◆ **Supplied entries**:
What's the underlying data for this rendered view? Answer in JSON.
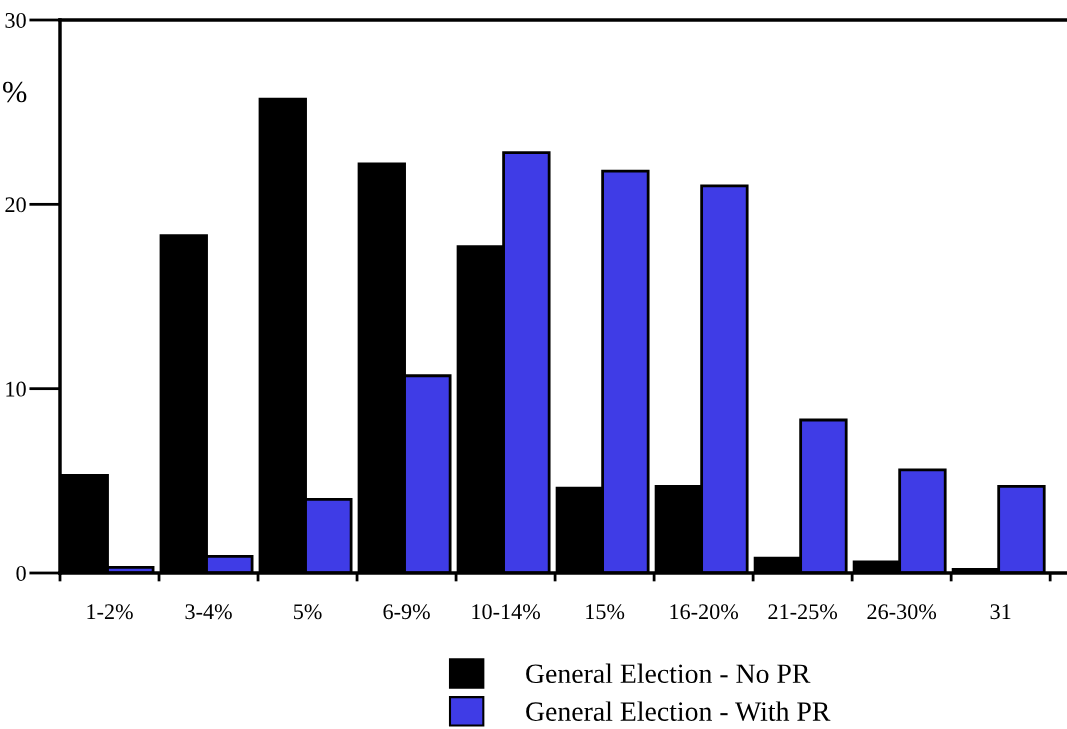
{
  "chart_data": {
    "type": "bar",
    "ylabel": "%",
    "categories": [
      "1-2%",
      "3-4%",
      "5%",
      "6-9%",
      "10-14%",
      "15%",
      "16-20%",
      "21-25%",
      "26-30%",
      "31"
    ],
    "series": [
      {
        "name": "General Election - No PR",
        "color": "#000000",
        "values": [
          5.3,
          18.3,
          25.7,
          22.2,
          17.7,
          4.6,
          4.7,
          0.8,
          0.6,
          0.2
        ]
      },
      {
        "name": "General Election - With PR",
        "color": "#3f3ce6",
        "values": [
          0.3,
          0.9,
          4.0,
          10.7,
          22.8,
          21.8,
          21.0,
          8.3,
          5.6,
          4.7
        ]
      }
    ],
    "ylim": [
      0,
      30
    ],
    "yticks": [
      0,
      10,
      20,
      30
    ],
    "grid": false,
    "legend": "bottom"
  }
}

◆ **Task description**: Where a line in the material contains "name", copy that line.

◆ **Result below**:
        "name": "General Election - No PR",
        "name": "General Election - With PR",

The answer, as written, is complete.